___ DATA FOR THIS EXERCISE ___

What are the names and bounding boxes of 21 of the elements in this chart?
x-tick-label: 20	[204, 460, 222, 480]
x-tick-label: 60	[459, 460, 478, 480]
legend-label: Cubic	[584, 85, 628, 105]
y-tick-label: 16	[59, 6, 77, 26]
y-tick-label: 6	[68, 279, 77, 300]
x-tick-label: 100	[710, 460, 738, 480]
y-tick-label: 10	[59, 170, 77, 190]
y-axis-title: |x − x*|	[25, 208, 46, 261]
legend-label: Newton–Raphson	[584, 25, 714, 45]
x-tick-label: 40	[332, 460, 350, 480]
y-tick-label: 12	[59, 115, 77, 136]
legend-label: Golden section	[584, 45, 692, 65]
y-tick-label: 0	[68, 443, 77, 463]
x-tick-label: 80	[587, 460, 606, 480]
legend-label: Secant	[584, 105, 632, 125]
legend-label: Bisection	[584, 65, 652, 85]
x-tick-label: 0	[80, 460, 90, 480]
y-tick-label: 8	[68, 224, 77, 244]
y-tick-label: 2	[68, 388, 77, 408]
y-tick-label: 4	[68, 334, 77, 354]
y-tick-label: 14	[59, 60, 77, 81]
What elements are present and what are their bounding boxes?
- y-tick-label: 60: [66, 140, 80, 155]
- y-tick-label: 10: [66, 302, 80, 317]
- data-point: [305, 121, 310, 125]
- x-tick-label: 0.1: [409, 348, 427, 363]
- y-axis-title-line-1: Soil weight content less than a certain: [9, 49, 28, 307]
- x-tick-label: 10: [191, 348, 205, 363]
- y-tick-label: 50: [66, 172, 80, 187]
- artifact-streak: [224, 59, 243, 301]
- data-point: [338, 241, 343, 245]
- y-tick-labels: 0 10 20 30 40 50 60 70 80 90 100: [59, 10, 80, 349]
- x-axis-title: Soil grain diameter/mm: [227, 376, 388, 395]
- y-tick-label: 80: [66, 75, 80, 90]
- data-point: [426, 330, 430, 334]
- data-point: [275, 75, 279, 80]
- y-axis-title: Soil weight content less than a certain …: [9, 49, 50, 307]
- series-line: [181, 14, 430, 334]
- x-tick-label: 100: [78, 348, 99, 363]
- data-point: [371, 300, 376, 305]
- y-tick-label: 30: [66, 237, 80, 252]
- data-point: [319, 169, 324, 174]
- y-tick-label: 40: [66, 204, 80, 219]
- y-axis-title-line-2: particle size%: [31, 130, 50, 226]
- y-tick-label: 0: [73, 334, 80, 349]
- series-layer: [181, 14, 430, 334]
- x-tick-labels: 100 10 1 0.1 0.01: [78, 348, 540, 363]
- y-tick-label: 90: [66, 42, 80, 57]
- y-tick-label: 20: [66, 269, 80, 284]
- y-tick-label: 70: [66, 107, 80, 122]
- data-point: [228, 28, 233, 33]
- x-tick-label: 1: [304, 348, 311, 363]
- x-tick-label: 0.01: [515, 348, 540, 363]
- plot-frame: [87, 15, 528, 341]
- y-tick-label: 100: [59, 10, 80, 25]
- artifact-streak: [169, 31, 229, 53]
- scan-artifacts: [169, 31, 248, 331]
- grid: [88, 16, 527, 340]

___

JOB - Reproduce the listing above verbatim, including every line in its original order.

WRITTEN ANSWER -
What are the names and bounding boxes of 21 of the elements in this chart?
x-tick-label: 20	[204, 460, 222, 480]
x-tick-label: 60	[459, 460, 478, 480]
legend-label: Cubic	[584, 85, 628, 105]
y-tick-label: 16	[59, 6, 77, 26]
y-tick-label: 6	[68, 279, 77, 300]
x-tick-label: 100	[710, 460, 738, 480]
y-tick-label: 10	[59, 170, 77, 190]
y-axis-title: |x − x*|	[25, 208, 46, 261]
legend-label: Newton–Raphson	[584, 25, 714, 45]
x-tick-label: 40	[332, 460, 350, 480]
y-tick-label: 12	[59, 115, 77, 136]
legend-label: Golden section	[584, 45, 692, 65]
y-tick-label: 0	[68, 443, 77, 463]
x-tick-label: 80	[587, 460, 606, 480]
legend-label: Secant	[584, 105, 632, 125]
legend-label: Bisection	[584, 65, 652, 85]
x-tick-label: 0	[80, 460, 90, 480]
y-tick-label: 8	[68, 224, 77, 244]
y-tick-label: 2	[68, 388, 77, 408]
y-tick-label: 4	[68, 334, 77, 354]
y-tick-label: 14	[59, 60, 77, 81]
What elements are present and what are their bounding boxes?
- y-tick-label: 60: [66, 140, 80, 155]
- y-tick-label: 10: [66, 302, 80, 317]
- data-point: [305, 121, 310, 125]
- x-tick-label: 0.1: [409, 348, 427, 363]
- y-axis-title-line-1: Soil weight content less than a certain: [9, 49, 28, 307]
- x-tick-label: 10: [191, 348, 205, 363]
- y-tick-label: 50: [66, 172, 80, 187]
- artifact-streak: [224, 59, 243, 301]
- data-point: [338, 241, 343, 245]
- y-tick-labels: 0 10 20 30 40 50 60 70 80 90 100: [59, 10, 80, 349]
- x-axis-title: Soil grain diameter/mm: [227, 376, 388, 395]
- y-tick-label: 80: [66, 75, 80, 90]
- data-point: [426, 330, 430, 334]
- data-point: [275, 75, 279, 80]
- y-axis-title: Soil weight content less than a certain …: [9, 49, 50, 307]
- series-line: [181, 14, 430, 334]
- x-tick-label: 100: [78, 348, 99, 363]
- data-point: [371, 300, 376, 305]
- y-tick-label: 30: [66, 237, 80, 252]
- data-point: [319, 169, 324, 174]
- y-tick-label: 40: [66, 204, 80, 219]
- y-axis-title-line-2: particle size%: [31, 130, 50, 226]
- y-tick-label: 0: [73, 334, 80, 349]
- series-layer: [181, 14, 430, 334]
- x-tick-labels: 100 10 1 0.1 0.01: [78, 348, 540, 363]
- y-tick-label: 90: [66, 42, 80, 57]
- y-tick-label: 20: [66, 269, 80, 284]
- y-tick-label: 70: [66, 107, 80, 122]
- data-point: [228, 28, 233, 33]
- x-tick-label: 1: [304, 348, 311, 363]
- x-tick-label: 0.01: [515, 348, 540, 363]
- plot-frame: [87, 15, 528, 341]
- y-tick-label: 100: [59, 10, 80, 25]
- artifact-streak: [169, 31, 229, 53]
- scan-artifacts: [169, 31, 248, 331]
- grid: [88, 16, 527, 340]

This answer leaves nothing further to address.